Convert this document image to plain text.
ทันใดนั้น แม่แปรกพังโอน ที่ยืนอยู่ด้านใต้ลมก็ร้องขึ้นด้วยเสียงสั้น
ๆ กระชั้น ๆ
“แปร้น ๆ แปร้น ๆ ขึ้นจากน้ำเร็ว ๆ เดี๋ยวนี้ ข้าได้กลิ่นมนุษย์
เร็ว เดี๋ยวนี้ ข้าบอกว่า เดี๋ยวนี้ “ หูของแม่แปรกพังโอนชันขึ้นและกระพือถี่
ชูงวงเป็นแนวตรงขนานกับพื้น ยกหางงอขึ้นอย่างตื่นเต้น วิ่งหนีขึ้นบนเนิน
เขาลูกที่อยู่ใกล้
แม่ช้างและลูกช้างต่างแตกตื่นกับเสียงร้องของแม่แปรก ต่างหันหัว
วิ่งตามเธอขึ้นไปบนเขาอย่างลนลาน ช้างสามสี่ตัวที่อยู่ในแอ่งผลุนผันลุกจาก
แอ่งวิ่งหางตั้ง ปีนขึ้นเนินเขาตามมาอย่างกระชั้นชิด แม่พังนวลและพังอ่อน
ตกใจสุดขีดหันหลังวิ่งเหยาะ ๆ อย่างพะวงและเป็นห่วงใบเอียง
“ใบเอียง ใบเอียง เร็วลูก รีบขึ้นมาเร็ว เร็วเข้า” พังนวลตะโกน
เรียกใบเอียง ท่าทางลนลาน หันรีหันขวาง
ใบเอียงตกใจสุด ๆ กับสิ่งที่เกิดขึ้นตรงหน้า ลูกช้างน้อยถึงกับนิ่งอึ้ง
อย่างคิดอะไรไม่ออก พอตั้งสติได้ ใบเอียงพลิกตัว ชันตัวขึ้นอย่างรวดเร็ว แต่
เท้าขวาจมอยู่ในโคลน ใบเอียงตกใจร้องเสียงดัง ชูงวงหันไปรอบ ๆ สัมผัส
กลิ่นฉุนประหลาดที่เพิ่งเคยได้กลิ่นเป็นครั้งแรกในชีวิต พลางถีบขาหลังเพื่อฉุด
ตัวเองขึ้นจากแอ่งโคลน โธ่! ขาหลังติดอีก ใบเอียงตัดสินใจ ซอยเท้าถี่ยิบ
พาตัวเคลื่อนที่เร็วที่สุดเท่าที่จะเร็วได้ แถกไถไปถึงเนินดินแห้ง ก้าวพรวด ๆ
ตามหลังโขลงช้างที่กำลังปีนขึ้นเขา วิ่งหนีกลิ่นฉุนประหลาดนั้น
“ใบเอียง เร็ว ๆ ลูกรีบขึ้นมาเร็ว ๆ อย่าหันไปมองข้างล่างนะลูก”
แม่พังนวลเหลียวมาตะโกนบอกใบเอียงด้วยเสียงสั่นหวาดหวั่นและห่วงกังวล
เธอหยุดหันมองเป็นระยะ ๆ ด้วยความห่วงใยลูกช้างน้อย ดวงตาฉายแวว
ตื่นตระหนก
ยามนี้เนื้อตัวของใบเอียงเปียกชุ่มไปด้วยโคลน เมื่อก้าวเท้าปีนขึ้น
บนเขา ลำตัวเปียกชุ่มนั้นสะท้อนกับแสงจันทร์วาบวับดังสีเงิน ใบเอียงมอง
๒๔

What you need to do
The records above should be repeated in full, exactly as given.

Output for this task
Convert this document image to plain text.
ทันใดนั้น แม่แปรกพังโอน ที่ยืนอยู่ด้านใต้ลมก็ร้องขึ้นด้วยเสียงสั้น
ๆ กระชั้น ๆ
“แปร้น ๆ แปร้น ๆ ขึ้นจากน้ำเร็ว ๆ เดี๋ยวนี้ ข้าได้กลิ่นมนุษย์
เร็ว เดี๋ยวนี้ ข้าบอกว่า เดี๋ยวนี้ “ หูของแม่แปรกพังโอนชันขึ้นและกระพือถี่
ชูงวงเป็นแนวตรงขนานกับพื้น ยกหางงอขึ้นอย่างตื่นเต้น วิ่งหนีขึ้นบนเนิน
เขาลูกที่อยู่ใกล้
แม่ช้างและลูกช้างต่างแตกตื่นกับเสียงร้องของแม่แปรก ต่างหันหัว
วิ่งตามเธอขึ้นไปบนเขาอย่างลนลาน ช้างสามสี่ตัวที่อยู่ในแอ่งผลุนผันลุกจาก
แอ่งวิ่งหางตั้ง ปีนขึ้นเนินเขาตามมาอย่างกระชั้นชิด แม่พังนวลและพังอ่อน
ตกใจสุดขีดหันหลังวิ่งเหยาะ ๆ อย่างพะวงและเป็นห่วงใบเอียง
“ใบเอียง ใบเอียง เร็วลูก รีบขึ้นมาเร็ว เร็วเข้า” พังนวลตะโกน
เรียกใบเอียง ท่าทางลนลาน หันรีหันขวาง
ใบเอียงตกใจสุด ๆ กับสิ่งที่เกิดขึ้นตรงหน้า ลูกช้างน้อยถึงกับนิ่งอึ้ง
อย่างคิดอะไรไม่ออก พอตั้งสติได้ ใบเอียงพลิกตัว ชันตัวขึ้นอย่างรวดเร็ว แต่
เท้าขวาจมอยู่ในโคลน ใบเอียงตกใจร้องเสียงดัง ชูงวงหันไปรอบ ๆ สัมผัส
กลิ่นฉุนประหลาดที่เพิ่งเคยได้กลิ่นเป็นครั้งแรกในชีวิต พลางถีบขาหลังเพื่อฉุด
ตัวเองขึ้นจากแอ่งโคลน โธ่! ขาหลังติดอีก ใบเอียงตัดสินใจ ซอยเท้าถี่ยิบ
พาตัวเคลื่อนที่เร็วที่สุดเท่าที่จะเร็วได้ แถกไถไปถึงเนินดินแห้ง ก้าวพรวด ๆ
ตามหลังโขลงช้างที่กำลังปีนขึ้นเขา วิ่งหนีกลิ่นฉุนประหลาดนั้น
“ใบเอียง เร็ว ๆ ลูกรีบขึ้นมาเร็ว ๆ อย่าหันไปมองข้างล่างนะลูก”
แม่พังนวลเหลียวมาตะโกนบอกใบเอียงด้วยเสียงสั่นหวาดหวั่นและห่วงกังวล
เธอหยุดหันมองเป็นระยะ ๆ ด้วยความห่วงใยลูกช้างน้อย ดวงตาฉายแวว
ตื่นตระหนก
ยามนี้เนื้อตัวของใบเอียงเปียกชุ่มไปด้วยโคลน เมื่อก้าวเท้าปีนขึ้น
บนเขา ลำตัวเปียกชุ่มนั้นสะท้อนกับแสงจันทร์วาบวับดังสีเงิน ใบเอียงมอง
๒๔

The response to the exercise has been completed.